= WHAT TO DO =
Find each line with "structured" and copy it.

Figure collection entries:
▽

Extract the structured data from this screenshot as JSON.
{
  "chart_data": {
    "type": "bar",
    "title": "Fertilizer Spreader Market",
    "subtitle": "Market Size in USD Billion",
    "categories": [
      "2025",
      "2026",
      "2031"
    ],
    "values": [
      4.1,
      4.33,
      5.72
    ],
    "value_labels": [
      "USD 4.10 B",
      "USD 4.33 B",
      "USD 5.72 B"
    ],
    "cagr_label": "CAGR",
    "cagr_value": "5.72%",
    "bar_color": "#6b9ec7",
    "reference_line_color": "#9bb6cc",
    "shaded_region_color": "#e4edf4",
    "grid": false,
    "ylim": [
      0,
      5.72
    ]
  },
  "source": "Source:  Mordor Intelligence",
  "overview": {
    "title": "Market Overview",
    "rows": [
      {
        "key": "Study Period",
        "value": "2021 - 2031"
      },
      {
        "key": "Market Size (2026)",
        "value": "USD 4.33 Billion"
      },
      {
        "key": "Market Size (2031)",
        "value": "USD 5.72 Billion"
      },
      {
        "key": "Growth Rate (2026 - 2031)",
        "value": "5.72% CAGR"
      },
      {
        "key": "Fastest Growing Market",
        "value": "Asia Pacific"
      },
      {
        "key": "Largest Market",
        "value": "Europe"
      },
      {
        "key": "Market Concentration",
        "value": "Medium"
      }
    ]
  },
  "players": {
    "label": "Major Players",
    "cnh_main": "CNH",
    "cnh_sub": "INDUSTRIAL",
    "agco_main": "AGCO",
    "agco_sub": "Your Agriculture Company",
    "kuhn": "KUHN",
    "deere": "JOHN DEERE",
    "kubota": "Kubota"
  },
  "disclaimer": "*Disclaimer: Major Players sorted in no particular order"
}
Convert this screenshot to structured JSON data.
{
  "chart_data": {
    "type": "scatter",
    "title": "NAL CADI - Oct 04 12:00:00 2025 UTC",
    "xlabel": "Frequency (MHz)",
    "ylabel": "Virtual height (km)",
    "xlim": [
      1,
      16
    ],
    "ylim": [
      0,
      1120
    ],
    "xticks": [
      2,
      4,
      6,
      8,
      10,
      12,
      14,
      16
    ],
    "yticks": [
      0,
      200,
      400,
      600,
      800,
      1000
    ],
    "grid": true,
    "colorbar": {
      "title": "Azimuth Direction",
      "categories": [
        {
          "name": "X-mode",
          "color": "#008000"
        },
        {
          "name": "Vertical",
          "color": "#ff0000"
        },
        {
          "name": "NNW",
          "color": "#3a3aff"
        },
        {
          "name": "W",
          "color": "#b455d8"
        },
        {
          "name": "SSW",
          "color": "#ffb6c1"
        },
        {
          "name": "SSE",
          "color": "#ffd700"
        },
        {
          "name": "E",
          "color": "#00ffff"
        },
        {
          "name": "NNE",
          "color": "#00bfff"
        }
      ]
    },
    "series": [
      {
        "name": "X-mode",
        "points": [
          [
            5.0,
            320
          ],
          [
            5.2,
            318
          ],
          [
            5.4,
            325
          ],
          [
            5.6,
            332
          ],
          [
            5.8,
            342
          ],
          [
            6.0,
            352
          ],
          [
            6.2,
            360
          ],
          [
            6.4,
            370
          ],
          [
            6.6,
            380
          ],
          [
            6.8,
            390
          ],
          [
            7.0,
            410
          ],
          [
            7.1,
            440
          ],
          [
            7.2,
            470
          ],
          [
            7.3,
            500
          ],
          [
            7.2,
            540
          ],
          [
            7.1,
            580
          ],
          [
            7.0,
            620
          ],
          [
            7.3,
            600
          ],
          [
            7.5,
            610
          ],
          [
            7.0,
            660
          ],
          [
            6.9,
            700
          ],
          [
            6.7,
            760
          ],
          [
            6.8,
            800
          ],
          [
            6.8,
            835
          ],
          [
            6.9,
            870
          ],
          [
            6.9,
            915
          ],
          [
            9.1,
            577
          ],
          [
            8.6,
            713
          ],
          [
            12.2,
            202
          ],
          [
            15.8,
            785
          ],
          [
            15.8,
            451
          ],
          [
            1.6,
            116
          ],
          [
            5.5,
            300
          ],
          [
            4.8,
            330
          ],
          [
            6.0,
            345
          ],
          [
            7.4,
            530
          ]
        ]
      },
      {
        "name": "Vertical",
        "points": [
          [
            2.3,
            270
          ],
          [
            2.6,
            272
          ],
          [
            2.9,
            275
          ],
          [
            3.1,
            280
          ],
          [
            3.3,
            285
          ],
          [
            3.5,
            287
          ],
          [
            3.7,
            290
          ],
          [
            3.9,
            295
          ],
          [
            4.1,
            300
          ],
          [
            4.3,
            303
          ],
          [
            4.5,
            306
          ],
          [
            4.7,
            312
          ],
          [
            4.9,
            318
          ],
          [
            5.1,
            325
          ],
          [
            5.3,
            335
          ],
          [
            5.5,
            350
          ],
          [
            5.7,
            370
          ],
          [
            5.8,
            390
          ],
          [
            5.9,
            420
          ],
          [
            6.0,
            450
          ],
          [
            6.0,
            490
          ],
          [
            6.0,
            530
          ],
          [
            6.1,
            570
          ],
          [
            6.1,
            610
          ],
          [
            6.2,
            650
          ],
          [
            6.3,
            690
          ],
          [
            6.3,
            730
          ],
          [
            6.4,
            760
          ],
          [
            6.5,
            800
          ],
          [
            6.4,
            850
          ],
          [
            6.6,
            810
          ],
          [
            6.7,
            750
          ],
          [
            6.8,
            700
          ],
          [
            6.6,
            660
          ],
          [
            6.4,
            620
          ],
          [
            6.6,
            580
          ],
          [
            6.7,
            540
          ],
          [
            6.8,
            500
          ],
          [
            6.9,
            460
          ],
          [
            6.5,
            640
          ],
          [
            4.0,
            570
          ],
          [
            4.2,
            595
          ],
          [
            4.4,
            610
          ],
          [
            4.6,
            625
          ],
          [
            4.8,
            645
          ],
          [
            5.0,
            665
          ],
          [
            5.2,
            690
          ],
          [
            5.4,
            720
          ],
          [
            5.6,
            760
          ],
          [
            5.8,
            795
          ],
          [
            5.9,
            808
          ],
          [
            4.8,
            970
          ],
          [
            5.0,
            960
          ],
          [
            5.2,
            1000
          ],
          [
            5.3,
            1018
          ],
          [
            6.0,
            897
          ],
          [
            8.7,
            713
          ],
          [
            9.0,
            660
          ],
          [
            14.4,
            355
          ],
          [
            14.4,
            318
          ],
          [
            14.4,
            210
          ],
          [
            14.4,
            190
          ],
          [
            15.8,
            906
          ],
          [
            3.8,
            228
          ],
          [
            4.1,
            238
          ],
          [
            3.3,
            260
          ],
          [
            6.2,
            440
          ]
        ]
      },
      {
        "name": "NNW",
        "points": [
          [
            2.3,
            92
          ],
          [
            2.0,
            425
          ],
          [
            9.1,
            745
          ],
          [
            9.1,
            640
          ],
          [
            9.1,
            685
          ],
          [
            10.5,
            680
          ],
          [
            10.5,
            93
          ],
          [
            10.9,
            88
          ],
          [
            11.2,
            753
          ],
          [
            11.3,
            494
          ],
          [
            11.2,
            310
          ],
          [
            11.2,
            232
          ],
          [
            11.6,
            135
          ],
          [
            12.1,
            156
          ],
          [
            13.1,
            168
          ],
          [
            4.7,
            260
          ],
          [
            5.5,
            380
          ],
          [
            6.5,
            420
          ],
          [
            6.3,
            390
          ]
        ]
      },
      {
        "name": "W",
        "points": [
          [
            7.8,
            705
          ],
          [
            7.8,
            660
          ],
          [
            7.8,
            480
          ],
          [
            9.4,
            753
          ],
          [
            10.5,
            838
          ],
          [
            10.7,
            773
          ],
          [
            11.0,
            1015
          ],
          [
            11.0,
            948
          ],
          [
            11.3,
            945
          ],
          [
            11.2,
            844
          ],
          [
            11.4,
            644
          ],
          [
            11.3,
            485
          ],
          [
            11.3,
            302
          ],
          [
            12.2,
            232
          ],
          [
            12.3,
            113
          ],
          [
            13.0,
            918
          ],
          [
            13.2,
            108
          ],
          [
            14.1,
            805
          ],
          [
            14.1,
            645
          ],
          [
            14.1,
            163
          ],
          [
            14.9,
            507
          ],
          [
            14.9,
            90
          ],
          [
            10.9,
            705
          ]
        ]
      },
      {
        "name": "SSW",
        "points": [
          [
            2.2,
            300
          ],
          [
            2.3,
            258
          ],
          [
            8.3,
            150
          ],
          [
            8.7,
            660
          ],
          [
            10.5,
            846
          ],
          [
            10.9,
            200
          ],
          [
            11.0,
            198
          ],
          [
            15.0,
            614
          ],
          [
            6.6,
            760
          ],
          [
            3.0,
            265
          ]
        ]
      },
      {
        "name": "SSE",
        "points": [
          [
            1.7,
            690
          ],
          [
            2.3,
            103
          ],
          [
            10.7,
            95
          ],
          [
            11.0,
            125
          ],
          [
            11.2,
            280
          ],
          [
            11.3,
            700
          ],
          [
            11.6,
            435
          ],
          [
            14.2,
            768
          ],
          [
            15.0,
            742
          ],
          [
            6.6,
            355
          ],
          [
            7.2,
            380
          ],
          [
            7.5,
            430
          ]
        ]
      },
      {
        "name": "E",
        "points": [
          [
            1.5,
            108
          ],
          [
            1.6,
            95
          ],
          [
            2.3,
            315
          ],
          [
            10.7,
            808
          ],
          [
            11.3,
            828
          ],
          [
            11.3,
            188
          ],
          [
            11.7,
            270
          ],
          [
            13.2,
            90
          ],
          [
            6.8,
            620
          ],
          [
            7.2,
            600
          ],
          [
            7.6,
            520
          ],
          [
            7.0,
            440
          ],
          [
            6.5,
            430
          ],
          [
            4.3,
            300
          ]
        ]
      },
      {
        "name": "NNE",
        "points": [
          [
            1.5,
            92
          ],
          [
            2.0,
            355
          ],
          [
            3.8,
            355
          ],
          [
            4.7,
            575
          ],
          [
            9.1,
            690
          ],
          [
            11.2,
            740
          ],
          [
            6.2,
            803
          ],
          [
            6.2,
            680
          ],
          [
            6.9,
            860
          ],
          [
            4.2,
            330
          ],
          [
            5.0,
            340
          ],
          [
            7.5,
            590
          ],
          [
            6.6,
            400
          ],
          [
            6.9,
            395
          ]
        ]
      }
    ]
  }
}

△

= CORRECT RESULT =
Extract the structured data from this screenshot as JSON.
Convert this screenshot to structured JSON data.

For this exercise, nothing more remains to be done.